§ Written exercise: Reproduce the whole listing, character for character.

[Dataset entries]
----

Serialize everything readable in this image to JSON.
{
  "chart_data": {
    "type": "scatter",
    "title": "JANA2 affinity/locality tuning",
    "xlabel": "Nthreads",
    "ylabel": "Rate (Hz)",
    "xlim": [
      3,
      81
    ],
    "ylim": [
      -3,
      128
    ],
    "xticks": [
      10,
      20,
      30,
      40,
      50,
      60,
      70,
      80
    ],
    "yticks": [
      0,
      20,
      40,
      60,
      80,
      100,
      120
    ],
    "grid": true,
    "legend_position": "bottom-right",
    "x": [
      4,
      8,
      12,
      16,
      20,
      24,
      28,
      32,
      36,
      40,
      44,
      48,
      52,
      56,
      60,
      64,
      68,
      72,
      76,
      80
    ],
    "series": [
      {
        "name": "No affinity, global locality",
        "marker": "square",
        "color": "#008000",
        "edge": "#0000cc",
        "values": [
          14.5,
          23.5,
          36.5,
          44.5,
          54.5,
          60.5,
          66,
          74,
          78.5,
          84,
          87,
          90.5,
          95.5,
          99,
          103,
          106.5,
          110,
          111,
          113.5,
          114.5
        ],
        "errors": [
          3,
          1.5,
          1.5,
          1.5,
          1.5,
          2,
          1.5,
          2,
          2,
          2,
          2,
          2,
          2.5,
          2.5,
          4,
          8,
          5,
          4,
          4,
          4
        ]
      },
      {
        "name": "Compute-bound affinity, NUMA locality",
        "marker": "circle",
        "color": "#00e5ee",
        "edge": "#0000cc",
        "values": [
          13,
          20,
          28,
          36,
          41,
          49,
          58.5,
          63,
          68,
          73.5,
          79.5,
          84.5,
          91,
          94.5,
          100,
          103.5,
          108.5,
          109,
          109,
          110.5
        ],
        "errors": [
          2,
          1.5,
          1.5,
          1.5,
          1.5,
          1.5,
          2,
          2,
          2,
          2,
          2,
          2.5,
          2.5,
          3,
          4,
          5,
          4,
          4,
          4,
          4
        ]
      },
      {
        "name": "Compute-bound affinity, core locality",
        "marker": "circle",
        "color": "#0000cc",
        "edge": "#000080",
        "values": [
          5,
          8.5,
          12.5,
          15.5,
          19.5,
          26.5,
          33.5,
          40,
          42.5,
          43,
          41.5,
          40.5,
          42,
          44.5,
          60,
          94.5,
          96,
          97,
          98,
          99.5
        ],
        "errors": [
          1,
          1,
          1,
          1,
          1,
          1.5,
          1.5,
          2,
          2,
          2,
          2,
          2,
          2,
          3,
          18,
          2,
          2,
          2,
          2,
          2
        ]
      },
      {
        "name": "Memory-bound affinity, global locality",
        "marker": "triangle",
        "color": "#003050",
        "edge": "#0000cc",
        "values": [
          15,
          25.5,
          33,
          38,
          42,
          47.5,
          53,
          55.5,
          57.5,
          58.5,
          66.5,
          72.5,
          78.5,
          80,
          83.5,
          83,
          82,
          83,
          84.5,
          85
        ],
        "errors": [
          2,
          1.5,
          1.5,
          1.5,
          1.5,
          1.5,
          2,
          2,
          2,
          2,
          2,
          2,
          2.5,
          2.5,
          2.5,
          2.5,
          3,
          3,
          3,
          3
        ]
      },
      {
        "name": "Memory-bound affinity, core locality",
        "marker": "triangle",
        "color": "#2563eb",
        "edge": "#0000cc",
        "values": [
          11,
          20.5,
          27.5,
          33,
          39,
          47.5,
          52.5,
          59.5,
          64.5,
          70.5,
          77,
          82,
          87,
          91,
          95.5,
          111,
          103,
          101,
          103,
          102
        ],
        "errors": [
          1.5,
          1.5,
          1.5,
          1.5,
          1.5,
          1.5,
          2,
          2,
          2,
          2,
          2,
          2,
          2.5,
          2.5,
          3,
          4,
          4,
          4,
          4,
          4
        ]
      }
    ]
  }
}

----

§ Full response:
Serialize everything readable in this image to JSON.
{
  "chart_data": {
    "type": "scatter",
    "title": "JANA2 affinity/locality tuning",
    "xlabel": "Nthreads",
    "ylabel": "Rate (Hz)",
    "xlim": [
      3,
      81
    ],
    "ylim": [
      -3,
      128
    ],
    "xticks": [
      10,
      20,
      30,
      40,
      50,
      60,
      70,
      80
    ],
    "yticks": [
      0,
      20,
      40,
      60,
      80,
      100,
      120
    ],
    "grid": true,
    "legend_position": "bottom-right",
    "x": [
      4,
      8,
      12,
      16,
      20,
      24,
      28,
      32,
      36,
      40,
      44,
      48,
      52,
      56,
      60,
      64,
      68,
      72,
      76,
      80
    ],
    "series": [
      {
        "name": "No affinity, global locality",
        "marker": "square",
        "color": "#008000",
        "edge": "#0000cc",
        "values": [
          14.5,
          23.5,
          36.5,
          44.5,
          54.5,
          60.5,
          66,
          74,
          78.5,
          84,
          87,
          90.5,
          95.5,
          99,
          103,
          106.5,
          110,
          111,
          113.5,
          114.5
        ],
        "errors": [
          3,
          1.5,
          1.5,
          1.5,
          1.5,
          2,
          1.5,
          2,
          2,
          2,
          2,
          2,
          2.5,
          2.5,
          4,
          8,
          5,
          4,
          4,
          4
        ]
      },
      {
        "name": "Compute-bound affinity, NUMA locality",
        "marker": "circle",
        "color": "#00e5ee",
        "edge": "#0000cc",
        "values": [
          13,
          20,
          28,
          36,
          41,
          49,
          58.5,
          63,
          68,
          73.5,
          79.5,
          84.5,
          91,
          94.5,
          100,
          103.5,
          108.5,
          109,
          109,
          110.5
        ],
        "errors": [
          2,
          1.5,
          1.5,
          1.5,
          1.5,
          1.5,
          2,
          2,
          2,
          2,
          2,
          2.5,
          2.5,
          3,
          4,
          5,
          4,
          4,
          4,
          4
        ]
      },
      {
        "name": "Compute-bound affinity, core locality",
        "marker": "circle",
        "color": "#0000cc",
        "edge": "#000080",
        "values": [
          5,
          8.5,
          12.5,
          15.5,
          19.5,
          26.5,
          33.5,
          40,
          42.5,
          43,
          41.5,
          40.5,
          42,
          44.5,
          60,
          94.5,
          96,
          97,
          98,
          99.5
        ],
        "errors": [
          1,
          1,
          1,
          1,
          1,
          1.5,
          1.5,
          2,
          2,
          2,
          2,
          2,
          2,
          3,
          18,
          2,
          2,
          2,
          2,
          2
        ]
      },
      {
        "name": "Memory-bound affinity, global locality",
        "marker": "triangle",
        "color": "#003050",
        "edge": "#0000cc",
        "values": [
          15,
          25.5,
          33,
          38,
          42,
          47.5,
          53,
          55.5,
          57.5,
          58.5,
          66.5,
          72.5,
          78.5,
          80,
          83.5,
          83,
          82,
          83,
          84.5,
          85
        ],
        "errors": [
          2,
          1.5,
          1.5,
          1.5,
          1.5,
          1.5,
          2,
          2,
          2,
          2,
          2,
          2,
          2.5,
          2.5,
          2.5,
          2.5,
          3,
          3,
          3,
          3
        ]
      },
      {
        "name": "Memory-bound affinity, core locality",
        "marker": "triangle",
        "color": "#2563eb",
        "edge": "#0000cc",
        "values": [
          11,
          20.5,
          27.5,
          33,
          39,
          47.5,
          52.5,
          59.5,
          64.5,
          70.5,
          77,
          82,
          87,
          91,
          95.5,
          111,
          103,
          101,
          103,
          102
        ],
        "errors": [
          1.5,
          1.5,
          1.5,
          1.5,
          1.5,
          1.5,
          2,
          2,
          2,
          2,
          2,
          2,
          2.5,
          2.5,
          3,
          4,
          4,
          4,
          4,
          4
        ]
      }
    ]
  }
}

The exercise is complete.